## [STORED DATA]
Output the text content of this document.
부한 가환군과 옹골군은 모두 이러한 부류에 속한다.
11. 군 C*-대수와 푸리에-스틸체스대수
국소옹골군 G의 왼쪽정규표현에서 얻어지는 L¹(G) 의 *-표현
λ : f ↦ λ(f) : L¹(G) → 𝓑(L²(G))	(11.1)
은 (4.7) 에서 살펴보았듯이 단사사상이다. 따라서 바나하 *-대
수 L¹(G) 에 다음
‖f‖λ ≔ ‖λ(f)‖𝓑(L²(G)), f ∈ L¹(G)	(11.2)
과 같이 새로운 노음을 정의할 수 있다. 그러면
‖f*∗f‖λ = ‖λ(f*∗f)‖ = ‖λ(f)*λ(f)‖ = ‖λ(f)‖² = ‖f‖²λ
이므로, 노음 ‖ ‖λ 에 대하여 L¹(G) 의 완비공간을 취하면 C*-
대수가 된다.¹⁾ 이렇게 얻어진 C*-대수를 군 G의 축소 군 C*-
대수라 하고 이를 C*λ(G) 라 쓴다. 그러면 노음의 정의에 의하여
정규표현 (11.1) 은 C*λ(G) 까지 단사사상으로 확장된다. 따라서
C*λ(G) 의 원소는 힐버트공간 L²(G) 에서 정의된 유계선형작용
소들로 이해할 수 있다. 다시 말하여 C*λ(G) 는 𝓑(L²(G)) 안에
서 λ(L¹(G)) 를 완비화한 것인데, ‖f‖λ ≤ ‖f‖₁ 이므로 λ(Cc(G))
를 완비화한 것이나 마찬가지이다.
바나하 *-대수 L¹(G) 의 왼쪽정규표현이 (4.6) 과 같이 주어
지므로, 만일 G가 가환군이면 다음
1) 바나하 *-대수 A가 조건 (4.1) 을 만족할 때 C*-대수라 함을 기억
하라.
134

## [TO DO]
Copy the lines from the entries above in which the word "완비화한" appears.

## [RESPONSE TO THIS EXERCISE]
서 λ(L¹(G)) 를 완비화한 것인데, ‖f‖λ ≤ ‖f‖₁ 이므로 λ(Cc(G))
를 완비화한 것이나 마찬가지이다.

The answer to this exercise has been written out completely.